YOUR TASK:
Reproduce the data exactly and drop any pictures it holds.

INPUT ROWS:
----

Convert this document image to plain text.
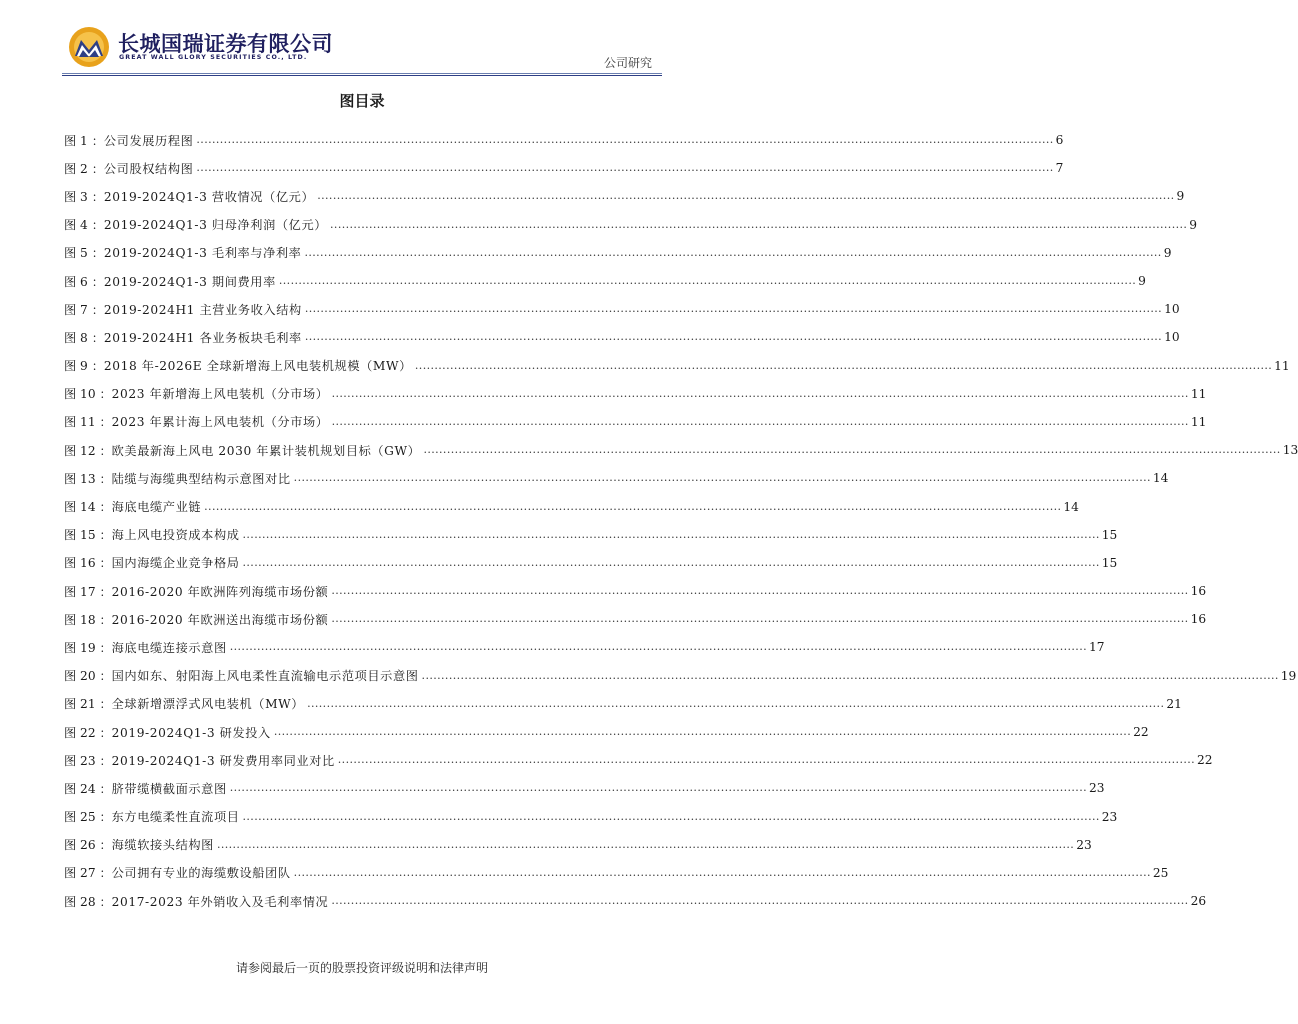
长城国瑞证券有限公司
GREAT WALL GLORY SECURITIES CO., LTD.	公司研究
图目录
图 1 ： 公司发展历程图 ............................................................................................................................................................................................................................ 6
图 2 ： 公司股权结构图 ............................................................................................................................................................................................................................ 7
图 3 ： 2019-2024Q1-3 营收情况（亿元） ............................................................................................................................................................................................................................ 9
图 4 ： 2019-2024Q1-3 归母净利润（亿元） ............................................................................................................................................................................................................................ 9
图 5 ： 2019-2024Q1-3 毛利率与净利率 ............................................................................................................................................................................................................................ 9
图 6 ： 2019-2024Q1-3 期间费用率 ............................................................................................................................................................................................................................ 9
图 7 ： 2019-2024H1 主营业务收入结构 ............................................................................................................................................................................................................................ 10
图 8 ： 2019-2024H1 各业务板块毛利率 ............................................................................................................................................................................................................................ 10
图 9 ： 2018 年-2026E 全球新增海上风电装机规模（MW） ............................................................................................................................................................................................................................ 11
图 10 ： 2023 年新增海上风电装机（分市场） ............................................................................................................................................................................................................................ 11
图 11 ： 2023 年累计海上风电装机（分市场） ............................................................................................................................................................................................................................ 11
图 12 ： 欧美最新海上风电 2030 年累计装机规划目标（GW） ............................................................................................................................................................................................................................ 13
图 13 ： 陆缆与海缆典型结构示意图对比 ............................................................................................................................................................................................................................ 14
图 14 ： 海底电缆产业链 ............................................................................................................................................................................................................................ 14
图 15 ： 海上风电投资成本构成 ............................................................................................................................................................................................................................ 15
图 16 ： 国内海缆企业竞争格局 ............................................................................................................................................................................................................................ 15
图 17 ： 2016-2020 年欧洲阵列海缆市场份额 ............................................................................................................................................................................................................................ 16
图 18 ： 2016-2020 年欧洲送出海缆市场份额 ............................................................................................................................................................................................................................ 16
图 19 ： 海底电缆连接示意图 ............................................................................................................................................................................................................................ 17
图 20 ： 国内如东、射阳海上风电柔性直流输电示范项目示意图 ............................................................................................................................................................................................................................ 19
图 21 ： 全球新增漂浮式风电装机（MW） ............................................................................................................................................................................................................................ 21
图 22 ： 2019-2024Q1-3 研发投入 ............................................................................................................................................................................................................................ 22
图 23 ： 2019-2024Q1-3 研发费用率同业对比 ............................................................................................................................................................................................................................ 22
图 24 ： 脐带缆横截面示意图 ............................................................................................................................................................................................................................ 23
图 25 ： 东方电缆柔性直流项目 ............................................................................................................................................................................................................................ 23
图 26 ： 海缆软接头结构图 ............................................................................................................................................................................................................................ 23
图 27 ： 公司拥有专业的海缆敷设船团队 ............................................................................................................................................................................................................................ 25
图 28 ： 2017-2023 年外销收入及毛利率情况 ............................................................................................................................................................................................................................ 26
请参阅最后一页的股票投资评级说明和法律声明
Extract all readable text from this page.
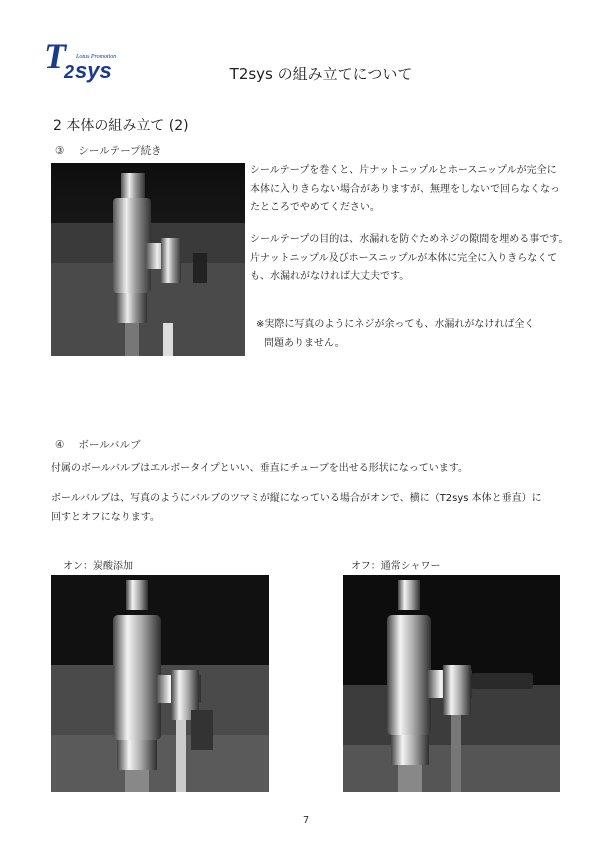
T
2 sys
Lotus Promotion
T2sys の組み立てについて
2 本体の組み立て (2)
③ シールテープ続き
シールテープを巻くと、片ナットニップルとホースニップルが完全に
本体に入りきらない場合がありますが、無理をしないで回らなくなっ
たところでやめてください。
シールテープの目的は、水漏れを防ぐためネジの隙間を埋める事です。
片ナットニップル及びホースニップルが本体に完全に入りきらなくて
も、水漏れがなければ大丈夫です。
※実際に写真のようにネジが余っても、水漏れがなければ全く
問題ありません。
④ ボールバルブ
付属のボールバルブはエルボータイプといい、垂直にチューブを出せる形状になっています。
ボールバルブは、写真のようにバルブのツマミが縦になっている場合がオンで、横に（T2sys 本体と垂直）に
回すとオフになります。
オン：炭酸添加	オフ：通常シャワー
7
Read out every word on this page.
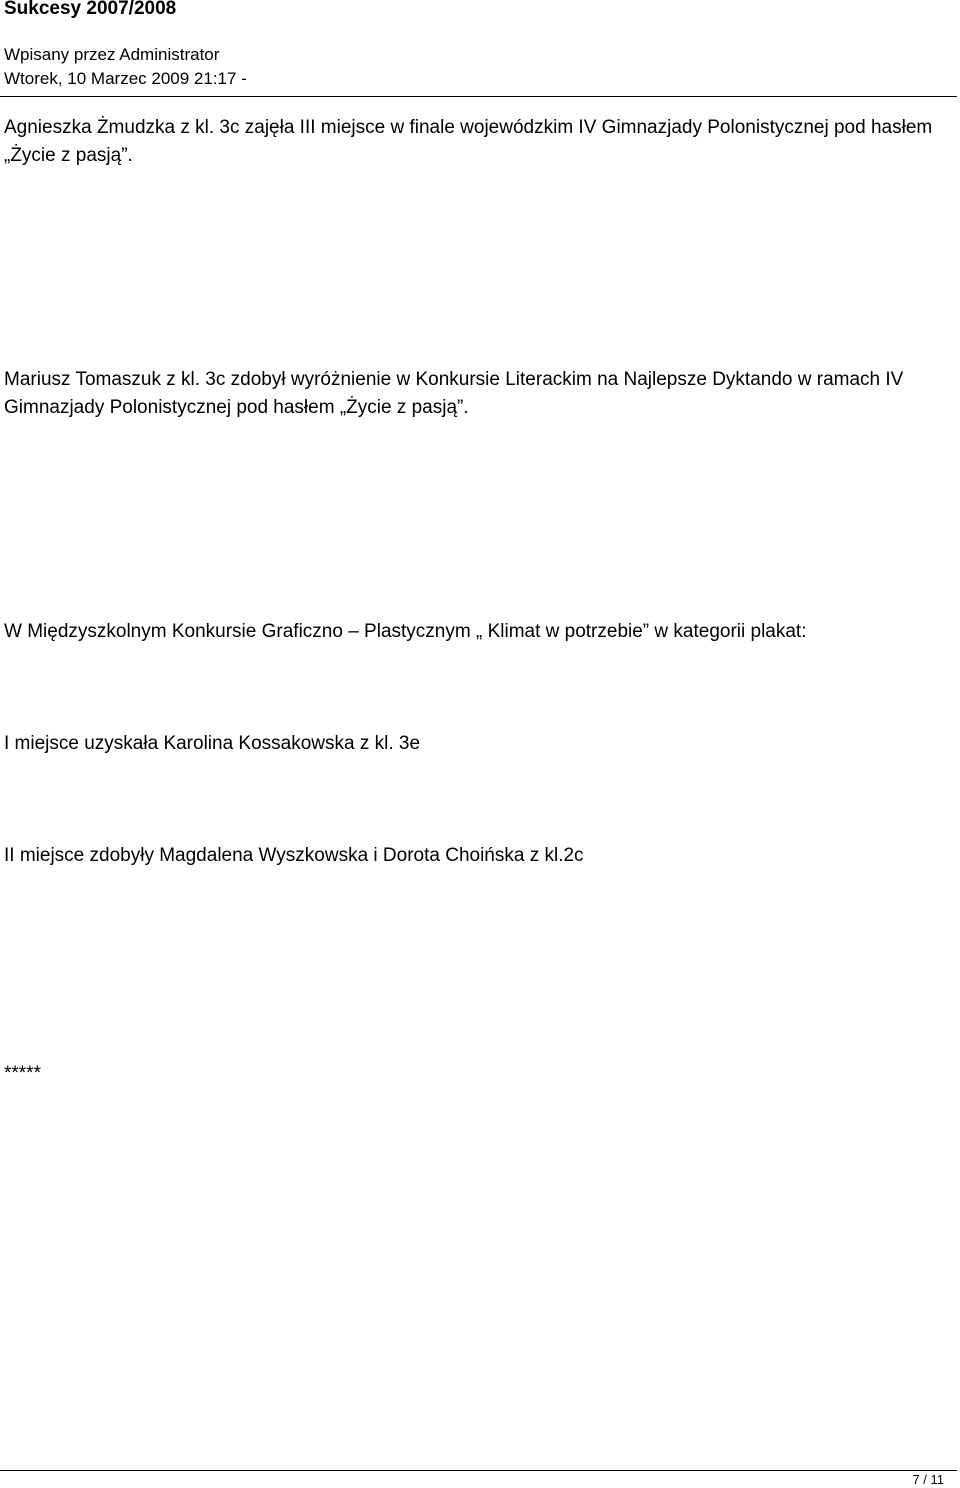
Sukcesy 2007/2008
Wpisany przez Administrator
Wtorek, 10 Marzec 2009 21:17 -

Agnieszka Żmudzka z kl. 3c zajęła III miejsce w finale wojewódzkim IV Gimnazjady Polonistycznej pod hasłem „Życie z pasją”.

Mariusz Tomaszuk z kl. 3c zdobył wyróżnienie w Konkursie Literackim na Najlepsze Dyktando w ramach IV Gimnazjady Polonistycznej pod hasłem „Życie z pasją”.

W Międzyszkolnym Konkursie Graficzno – Plastycznym „ Klimat w potrzebie” w kategorii plakat:

I miejsce uzyskała Karolina Kossakowska z kl. 3e

II miejsce zdobyły Magdalena Wyszkowska i Dorota Choińska z kl.2c

*****

7 / 11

----

TASK RESULT:
Convert this document image to plain text.
长城国瑞证券有限公司
GREAT WALL GLORY SECURITIES CO., LTD.	公司研究
图目录
图 1 ： 公司发展历程图 ............................................................................................................................................................................................................................ 6
图 2 ： 公司股权结构图 ............................................................................................................................................................................................................................ 7
图 3 ： 2019-2024Q1-3 营收情况（亿元） ............................................................................................................................................................................................................................ 9
图 4 ： 2019-2024Q1-3 归母净利润（亿元） ............................................................................................................................................................................................................................ 9
图 5 ： 2019-2024Q1-3 毛利率与净利率 ............................................................................................................................................................................................................................ 9
图 6 ： 2019-2024Q1-3 期间费用率 ............................................................................................................................................................................................................................ 9
图 7 ： 2019-2024H1 主营业务收入结构 ............................................................................................................................................................................................................................ 10
图 8 ： 2019-2024H1 各业务板块毛利率 ............................................................................................................................................................................................................................ 10
图 9 ： 2018 年-2026E 全球新增海上风电装机规模（MW） ............................................................................................................................................................................................................................ 11
图 10 ： 2023 年新增海上风电装机（分市场） ............................................................................................................................................................................................................................ 11
图 11 ： 2023 年累计海上风电装机（分市场） ............................................................................................................................................................................................................................ 11
图 12 ： 欧美最新海上风电 2030 年累计装机规划目标（GW） ............................................................................................................................................................................................................................ 13
图 13 ： 陆缆与海缆典型结构示意图对比 ............................................................................................................................................................................................................................ 14
图 14 ： 海底电缆产业链 ............................................................................................................................................................................................................................ 14
图 15 ： 海上风电投资成本构成 ............................................................................................................................................................................................................................ 15
图 16 ： 国内海缆企业竞争格局 ............................................................................................................................................................................................................................ 15
图 17 ： 2016-2020 年欧洲阵列海缆市场份额 ............................................................................................................................................................................................................................ 16
图 18 ： 2016-2020 年欧洲送出海缆市场份额 ............................................................................................................................................................................................................................ 16
图 19 ： 海底电缆连接示意图 ............................................................................................................................................................................................................................ 17
图 20 ： 国内如东、射阳海上风电柔性直流输电示范项目示意图 ............................................................................................................................................................................................................................ 19
图 21 ： 全球新增漂浮式风电装机（MW） ............................................................................................................................................................................................................................ 21
图 22 ： 2019-2024Q1-3 研发投入 ............................................................................................................................................................................................................................ 22
图 23 ： 2019-2024Q1-3 研发费用率同业对比 ............................................................................................................................................................................................................................ 22
图 24 ： 脐带缆横截面示意图 ............................................................................................................................................................................................................................ 23
图 25 ： 东方电缆柔性直流项目 ............................................................................................................................................................................................................................ 23
图 26 ： 海缆软接头结构图 ............................................................................................................................................................................................................................ 23
图 27 ： 公司拥有专业的海缆敷设船团队 ............................................................................................................................................................................................................................ 25
图 28 ： 2017-2023 年外销收入及毛利率情况 ............................................................................................................................................................................................................................ 26
请参阅最后一页的股票投资评级说明和法律声明
Extract all readable text from this page.
T
2 sys
Lotus Promotion
T2sys の組み立てについて
2 本体の組み立て (2)
③ シールテープ続き
シールテープを巻くと、片ナットニップルとホースニップルが完全に
本体に入りきらない場合がありますが、無理をしないで回らなくなっ
たところでやめてください。
シールテープの目的は、水漏れを防ぐためネジの隙間を埋める事です。
片ナットニップル及びホースニップルが本体に完全に入りきらなくて
も、水漏れがなければ大丈夫です。
※実際に写真のようにネジが余っても、水漏れがなければ全く
問題ありません。
④ ボールバルブ
付属のボールバルブはエルボータイプといい、垂直にチューブを出せる形状になっています。
ボールバルブは、写真のようにバルブのツマミが縦になっている場合がオンで、横に（T2sys 本体と垂直）に
回すとオフになります。
オン：炭酸添加	オフ：通常シャワー
7
Read out every word on this page.
Sukcesy 2007/2008
Wpisany przez Administrator
Wtorek, 10 Marzec 2009 21:17 -

Agnieszka Żmudzka z kl. 3c zajęła III miejsce w finale wojewódzkim IV Gimnazjady Polonistycznej pod hasłem „Życie z pasją”.

Mariusz Tomaszuk z kl. 3c zdobył wyróżnienie w Konkursie Literackim na Najlepsze Dyktando w ramach IV Gimnazjady Polonistycznej pod hasłem „Życie z pasją”.

W Międzyszkolnym Konkursie Graficzno – Plastycznym „ Klimat w potrzebie” w kategorii plakat:

I miejsce uzyskała Karolina Kossakowska z kl. 3e

II miejsce zdobyły Magdalena Wyszkowska i Dorota Choińska z kl.2c

*****

7 / 11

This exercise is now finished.